Instruction. Identify and reproduce every line holding the string "Number".

Records for the task.
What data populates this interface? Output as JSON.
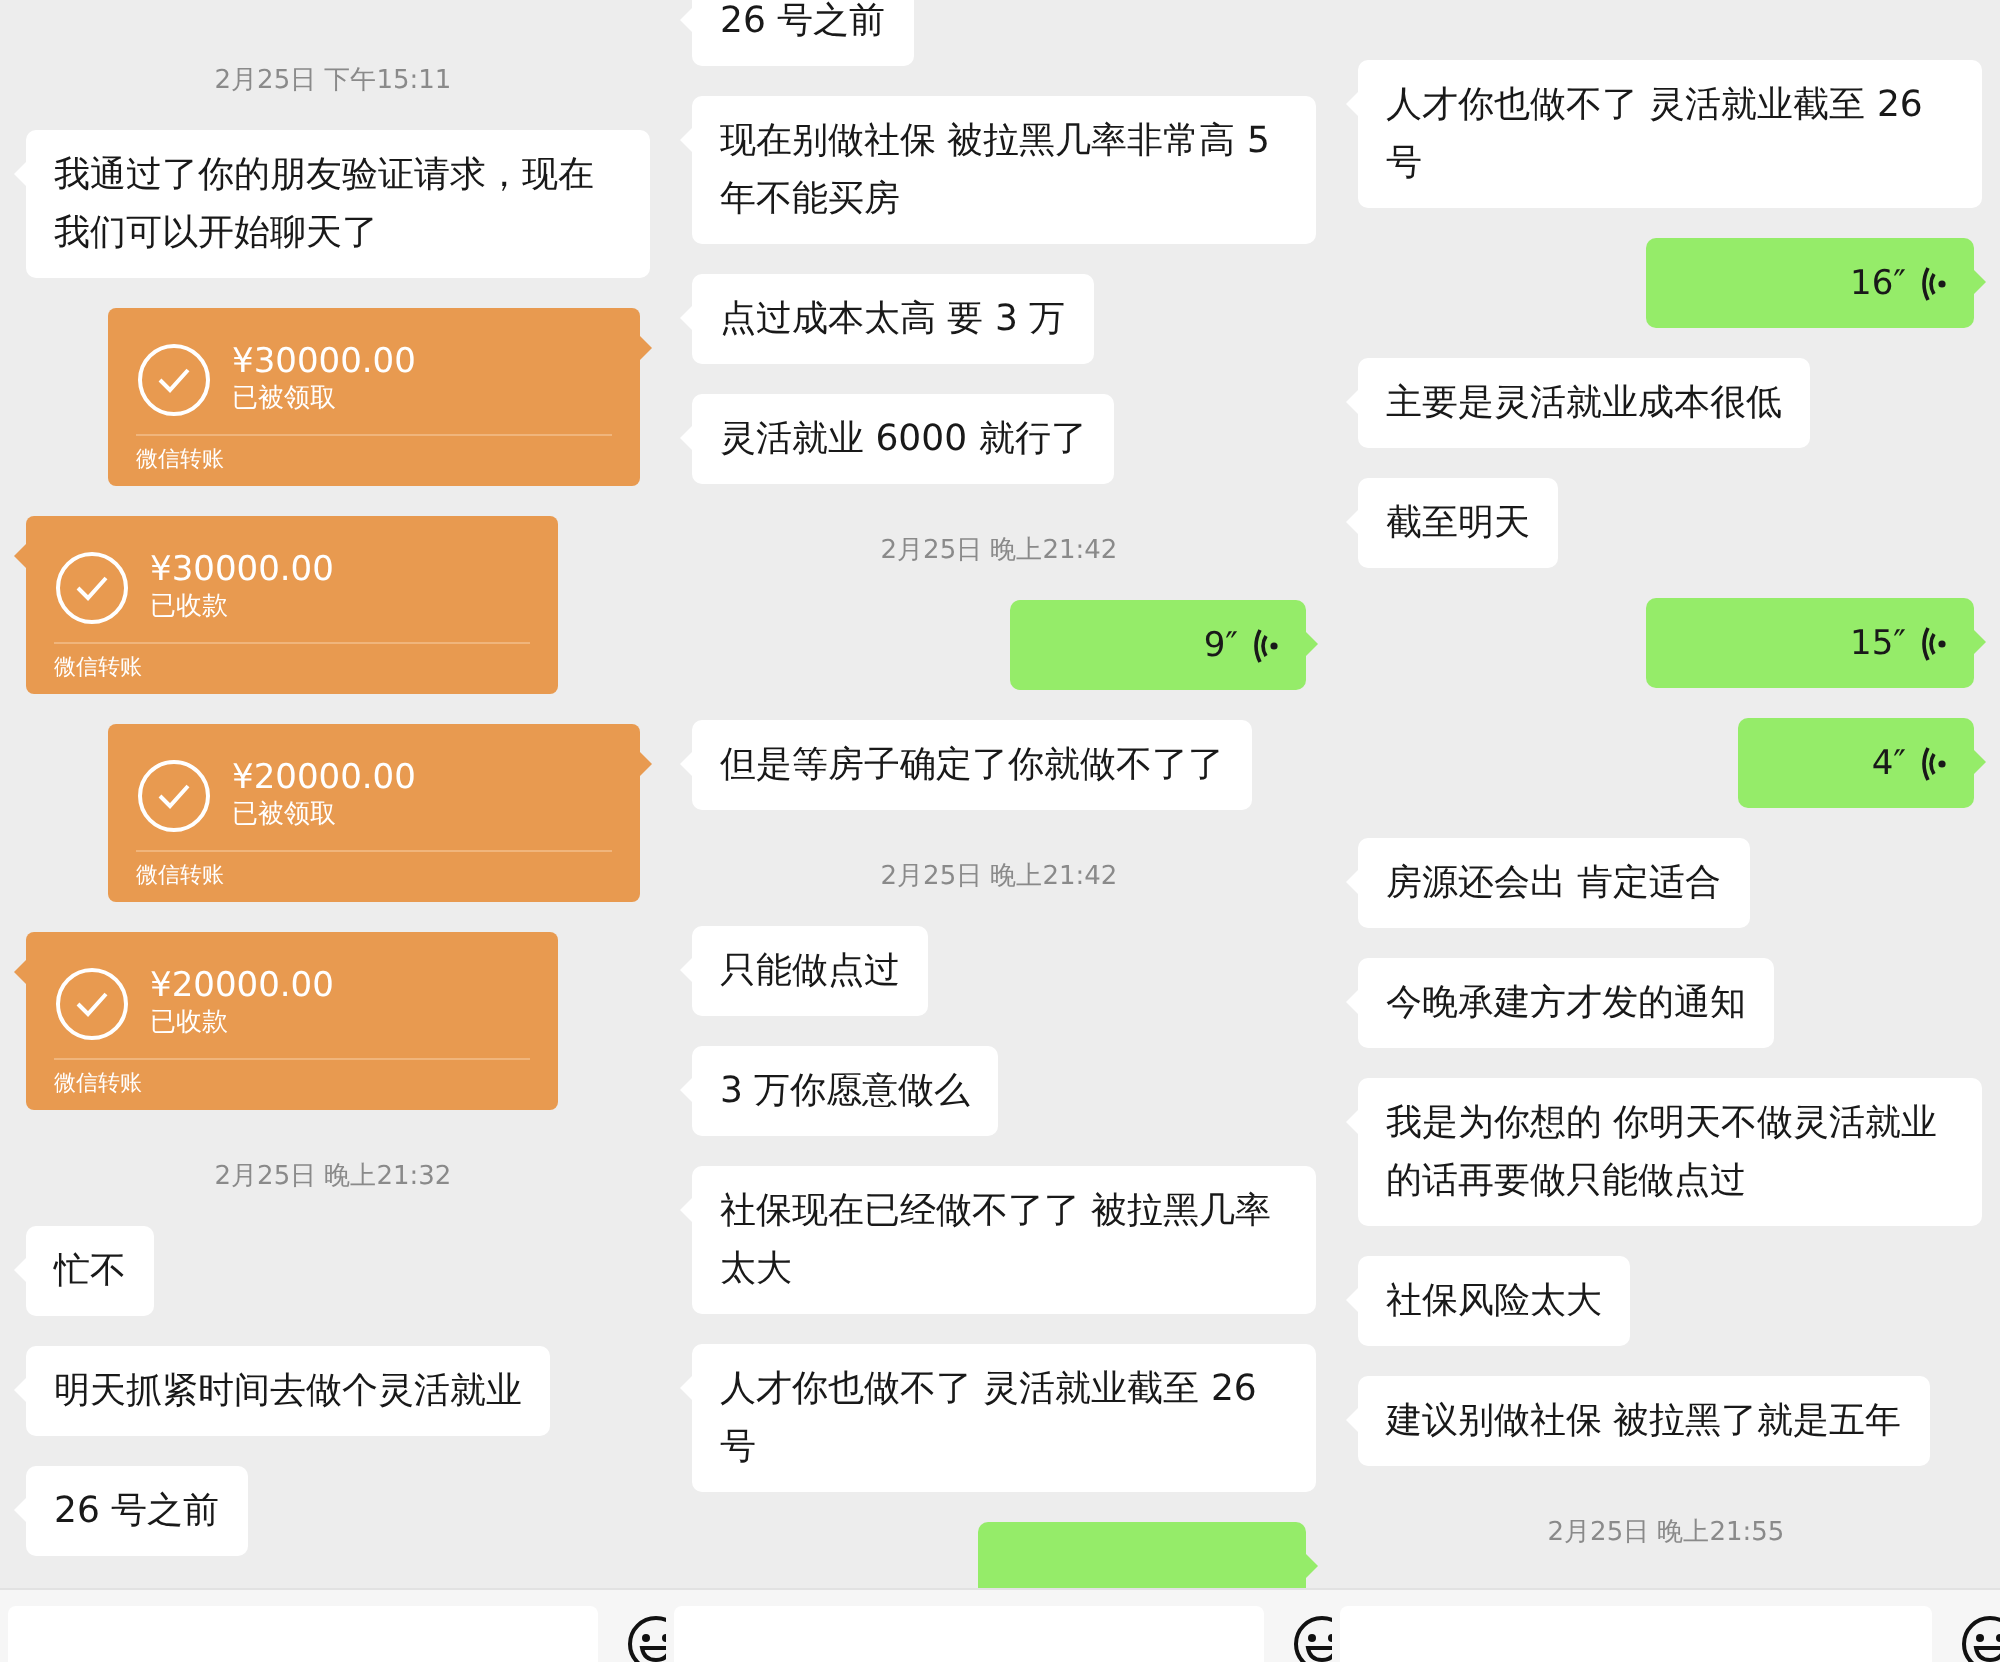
{
  "panels": [
    {
      "cut_top": false,
      "cut_bottom": false,
      "messages": [
        {
          "kind": "time",
          "text": "2月25日 下午15:11"
        },
        {
          "kind": "text",
          "outgoing": false,
          "text": "我通过了你的朋友验证请求，现在我们可以开始聊天了"
        },
        {
          "kind": "transfer",
          "outgoing": true,
          "amount": "¥30000.00",
          "status": "已被领取",
          "footer": "微信转账"
        },
        {
          "kind": "transfer",
          "outgoing": false,
          "amount": "¥30000.00",
          "status": "已收款",
          "footer": "微信转账"
        },
        {
          "kind": "transfer",
          "outgoing": true,
          "amount": "¥20000.00",
          "status": "已被领取",
          "footer": "微信转账"
        },
        {
          "kind": "transfer",
          "outgoing": false,
          "amount": "¥20000.00",
          "status": "已收款",
          "footer": "微信转账"
        },
        {
          "kind": "time",
          "text": "2月25日 晚上21:32"
        },
        {
          "kind": "text",
          "outgoing": false,
          "text": "忙不"
        },
        {
          "kind": "text",
          "outgoing": false,
          "text": "明天抓紧时间去做个灵活就业"
        },
        {
          "kind": "text",
          "outgoing": false,
          "text": "26 号之前"
        }
      ]
    },
    {
      "cut_top": true,
      "cut_bottom": true,
      "messages": [
        {
          "kind": "text",
          "outgoing": false,
          "text": "26 号之前"
        },
        {
          "kind": "text",
          "outgoing": false,
          "text": "现在别做社保 被拉黑几率非常高 5 年不能买房"
        },
        {
          "kind": "text",
          "outgoing": false,
          "text": "点过成本太高 要 3 万"
        },
        {
          "kind": "text",
          "outgoing": false,
          "text": "灵活就业 6000 就行了"
        },
        {
          "kind": "time",
          "text": "2月25日 晚上21:42"
        },
        {
          "kind": "voice",
          "outgoing": true,
          "duration": "9″"
        },
        {
          "kind": "text",
          "outgoing": false,
          "text": "但是等房子确定了你就做不了了"
        },
        {
          "kind": "time",
          "text": "2月25日 晚上21:42"
        },
        {
          "kind": "text",
          "outgoing": false,
          "text": "只能做点过"
        },
        {
          "kind": "text",
          "outgoing": false,
          "text": "3 万你愿意做么"
        },
        {
          "kind": "text",
          "outgoing": false,
          "text": "社保现在已经做不了了 被拉黑几率太大"
        },
        {
          "kind": "text",
          "outgoing": false,
          "text": "人才你也做不了 灵活就业截至 26 号"
        },
        {
          "kind": "voice",
          "outgoing": true
        }
      ]
    },
    {
      "cut_top": true,
      "cut_bottom": false,
      "messages": [
        {
          "kind": "text",
          "outgoing": false,
          "text": "人才你也做不了 灵活就业截至 26 号"
        },
        {
          "kind": "voice",
          "outgoing": true,
          "duration": "16″"
        },
        {
          "kind": "text",
          "outgoing": false,
          "text": "主要是灵活就业成本很低"
        },
        {
          "kind": "text",
          "outgoing": false,
          "text": "截至明天"
        },
        {
          "kind": "voice",
          "outgoing": true,
          "duration": "15″"
        },
        {
          "kind": "voice",
          "outgoing": true,
          "duration": "4″"
        },
        {
          "kind": "text",
          "outgoing": false,
          "text": "房源还会出 肯定适合"
        },
        {
          "kind": "text",
          "outgoing": false,
          "text": "今晚承建方才发的通知"
        },
        {
          "kind": "text",
          "outgoing": false,
          "text": "我是为你想的 你明天不做灵活就业的话再要做只能做点过"
        },
        {
          "kind": "text",
          "outgoing": false,
          "text": "社保风险太大"
        },
        {
          "kind": "text",
          "outgoing": false,
          "text": "建议别做社保 被拉黑了就是五年"
        },
        {
          "kind": "time",
          "text": "2月25日 晚上21:55"
        }
      ]
    }
  ]
}
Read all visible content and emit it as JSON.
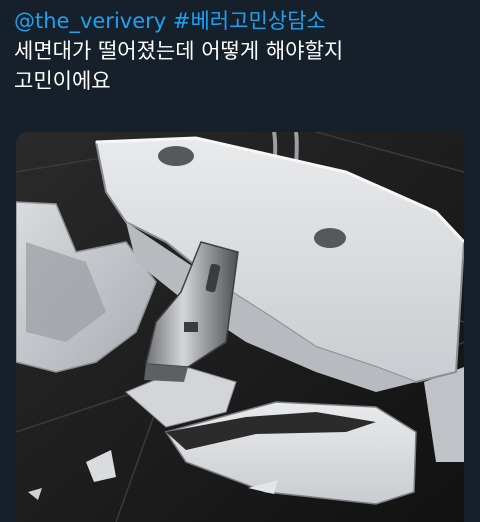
{
  "tweet": {
    "mention": "@the_verivery",
    "hashtag": "#베러고민상담소",
    "line2": "세면대가 떨어졌는데 어떻게 해야할지",
    "line3": "고민이에요"
  },
  "media": {
    "icon": "broken-sink-photo"
  },
  "colors": {
    "background": "#15202b",
    "text": "#ffffff",
    "link": "#1da1f2"
  }
}
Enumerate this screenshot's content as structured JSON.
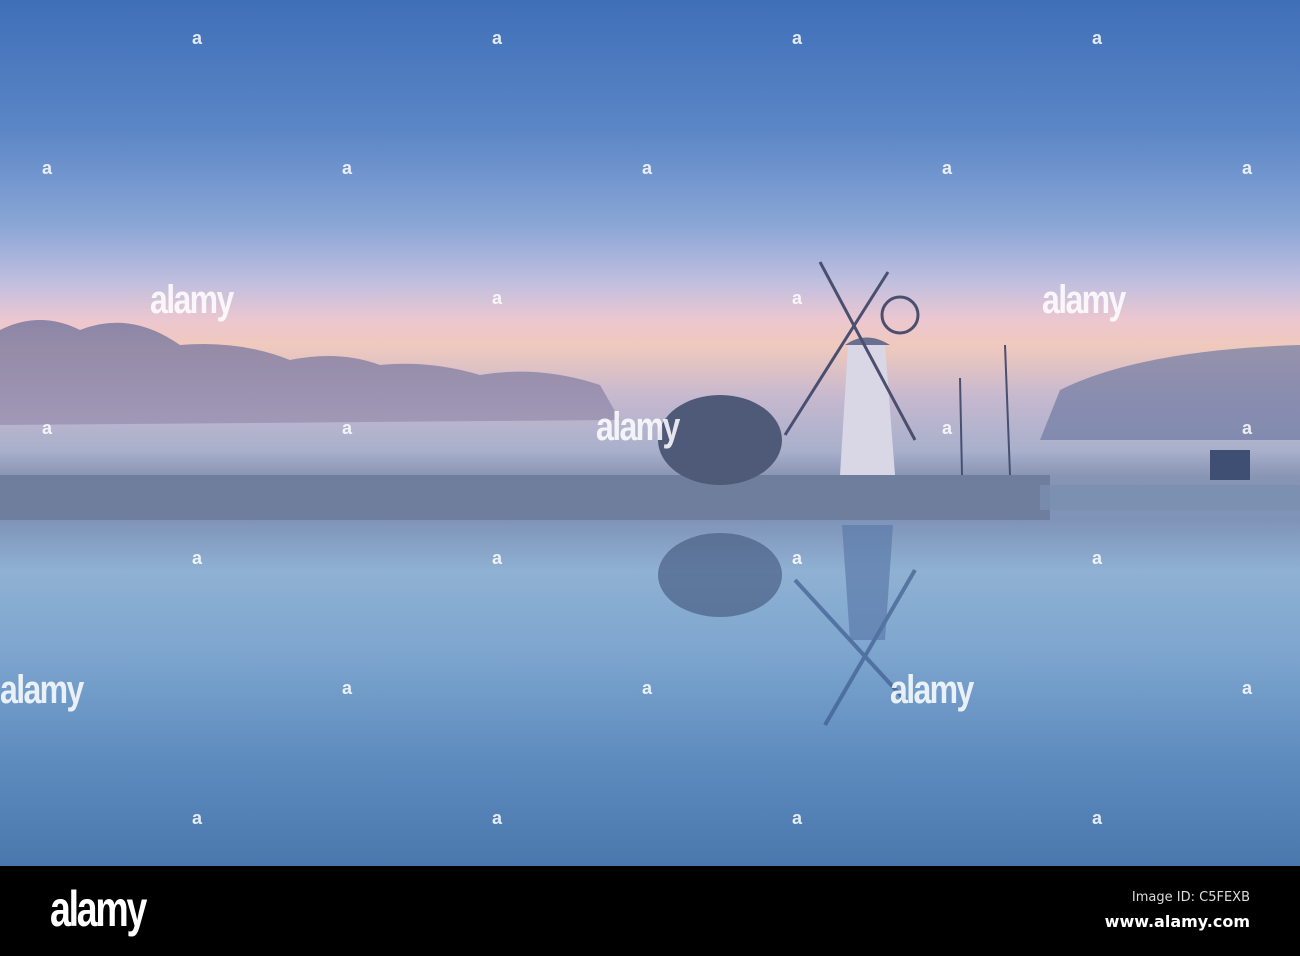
{
  "watermark": {
    "text": "alamy",
    "mark": "a"
  },
  "footer": {
    "logo": "alamy",
    "image_id": "Image ID: C5FEXB",
    "site": "www.alamy.com"
  }
}
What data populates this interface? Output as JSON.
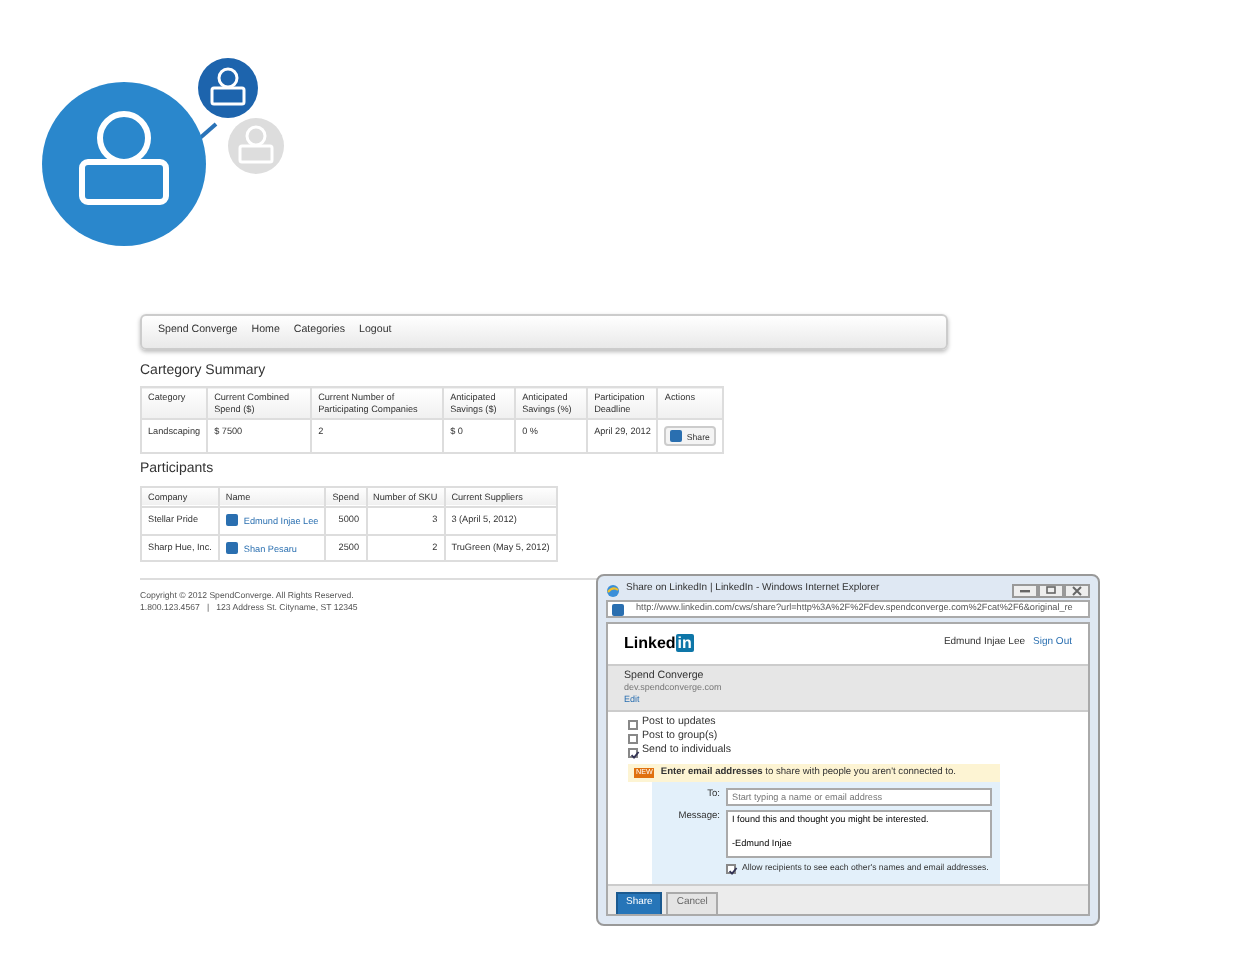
{
  "navbar": {
    "items": [
      "Spend Converge",
      "Home",
      "Categories",
      "Logout"
    ]
  },
  "category_summary": {
    "title": "Cartegory Summary",
    "columns": [
      "Category",
      "Current Combined Spend ($)",
      "Current Number of Participating Companies",
      "Anticipated Savings ($)",
      "Anticipated Savings (%)",
      "Participation Deadline",
      "Actions"
    ],
    "rows": [
      {
        "cells": [
          "Landscaping",
          "$ 7500",
          "2",
          "$ 0",
          "0 %",
          "April 29, 2012"
        ],
        "action": "Share"
      }
    ]
  },
  "participants": {
    "title": "Participants",
    "columns": [
      "Company",
      "Name",
      "Spend",
      "Number of SKU",
      "Current Suppliers"
    ],
    "rows": [
      {
        "company": "Stellar Pride",
        "name": "Edmund Injae Lee",
        "spend": "5000",
        "sku": "3",
        "suppliers": "3 (April 5, 2012)"
      },
      {
        "company": "Sharp Hue, Inc.",
        "name": "Shan Pesaru",
        "spend": "2500",
        "sku": "2",
        "suppliers": "TruGreen (May 5, 2012)"
      }
    ]
  },
  "footer": {
    "copyright": "Copyright © 2012 SpendConverge. All Rights Reserved.",
    "contact": "1.800.123.4567   |   123 Address St. Cityname, ST 12345"
  },
  "popup": {
    "title": "Share on LinkedIn | LinkedIn - Windows Internet Explorer",
    "url": "http://www.linkedin.com/cws/share?url=http%3A%2F%2Fdev.spendconverge.com%2Fcat%2F6&original_re",
    "logo": [
      "Linked",
      "in"
    ],
    "user": "Edmund Injae Lee",
    "sign_out": "Sign Out",
    "item": {
      "title": "Spend Converge",
      "domain": "dev.spendconverge.com",
      "edit": "Edit"
    },
    "options": [
      {
        "label": "Post to updates",
        "checked": false
      },
      {
        "label": "Post to group(s)",
        "checked": false
      },
      {
        "label": "Send to individuals",
        "checked": true
      }
    ],
    "notice": {
      "badge": "NEW",
      "text": "**Enter email addresses** to share with people you aren't connected to."
    },
    "to": {
      "label": "To:",
      "placeholder": "Start typing a name or email address"
    },
    "message": {
      "label": "Message:",
      "value": "I found this and thought you might be interested.\n\n-Edmund Injae"
    },
    "allow": {
      "label": "Allow recipients to see each other's names and email addresses.",
      "checked": true
    },
    "buttons": [
      "Share",
      "Cancel"
    ]
  }
}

Task answer.
      "Current Number of Participating Companies",
      "Number of SKU",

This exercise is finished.